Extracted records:
::::

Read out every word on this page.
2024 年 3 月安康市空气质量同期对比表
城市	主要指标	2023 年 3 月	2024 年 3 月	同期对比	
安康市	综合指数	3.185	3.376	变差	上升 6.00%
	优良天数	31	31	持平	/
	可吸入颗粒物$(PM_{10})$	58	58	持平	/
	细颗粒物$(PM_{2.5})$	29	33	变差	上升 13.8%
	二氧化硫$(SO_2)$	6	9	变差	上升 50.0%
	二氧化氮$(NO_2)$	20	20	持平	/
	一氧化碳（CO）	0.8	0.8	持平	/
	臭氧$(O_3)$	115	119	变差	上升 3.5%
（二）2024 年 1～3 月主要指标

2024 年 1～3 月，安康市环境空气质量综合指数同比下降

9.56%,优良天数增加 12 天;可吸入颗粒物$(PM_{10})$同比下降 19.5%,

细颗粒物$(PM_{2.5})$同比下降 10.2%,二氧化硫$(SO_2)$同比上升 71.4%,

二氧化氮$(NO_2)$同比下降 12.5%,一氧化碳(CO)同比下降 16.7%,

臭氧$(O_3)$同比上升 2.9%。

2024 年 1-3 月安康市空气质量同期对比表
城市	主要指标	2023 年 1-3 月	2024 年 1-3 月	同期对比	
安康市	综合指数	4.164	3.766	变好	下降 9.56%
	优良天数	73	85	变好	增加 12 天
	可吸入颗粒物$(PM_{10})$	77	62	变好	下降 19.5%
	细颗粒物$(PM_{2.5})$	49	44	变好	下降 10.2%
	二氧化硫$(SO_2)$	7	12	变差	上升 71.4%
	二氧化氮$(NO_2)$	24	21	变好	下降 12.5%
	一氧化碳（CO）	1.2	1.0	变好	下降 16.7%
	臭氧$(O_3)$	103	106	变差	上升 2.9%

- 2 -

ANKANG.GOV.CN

::::

Repeat the data verbatim.

Read out every word on this page.
2024 年 3 月安康市空气质量同期对比表
城市	主要指标	2023 年 3 月	2024 年 3 月	同期对比	
安康市	综合指数	3.185	3.376	变差	上升 6.00%
	优良天数	31	31	持平	/
	可吸入颗粒物$(PM_{10})$	58	58	持平	/
	细颗粒物$(PM_{2.5})$	29	33	变差	上升 13.8%
	二氧化硫$(SO_2)$	6	9	变差	上升 50.0%
	二氧化氮$(NO_2)$	20	20	持平	/
	一氧化碳（CO）	0.8	0.8	持平	/
	臭氧$(O_3)$	115	119	变差	上升 3.5%
（二）2024 年 1～3 月主要指标

2024 年 1～3 月，安康市环境空气质量综合指数同比下降

9.56%,优良天数增加 12 天;可吸入颗粒物$(PM_{10})$同比下降 19.5%,

细颗粒物$(PM_{2.5})$同比下降 10.2%,二氧化硫$(SO_2)$同比上升 71.4%,

二氧化氮$(NO_2)$同比下降 12.5%,一氧化碳(CO)同比下降 16.7%,

臭氧$(O_3)$同比上升 2.9%。

2024 年 1-3 月安康市空气质量同期对比表
城市	主要指标	2023 年 1-3 月	2024 年 1-3 月	同期对比	
安康市	综合指数	4.164	3.766	变好	下降 9.56%
	优良天数	73	85	变好	增加 12 天
	可吸入颗粒物$(PM_{10})$	77	62	变好	下降 19.5%
	细颗粒物$(PM_{2.5})$	49	44	变好	下降 10.2%
	二氧化硫$(SO_2)$	7	12	变差	上升 71.4%
	二氧化氮$(NO_2)$	24	21	变好	下降 12.5%
	一氧化碳（CO）	1.2	1.0	变好	下降 16.7%
	臭氧$(O_3)$	103	106	变差	上升 2.9%

- 2 -

ANKANG.GOV.CN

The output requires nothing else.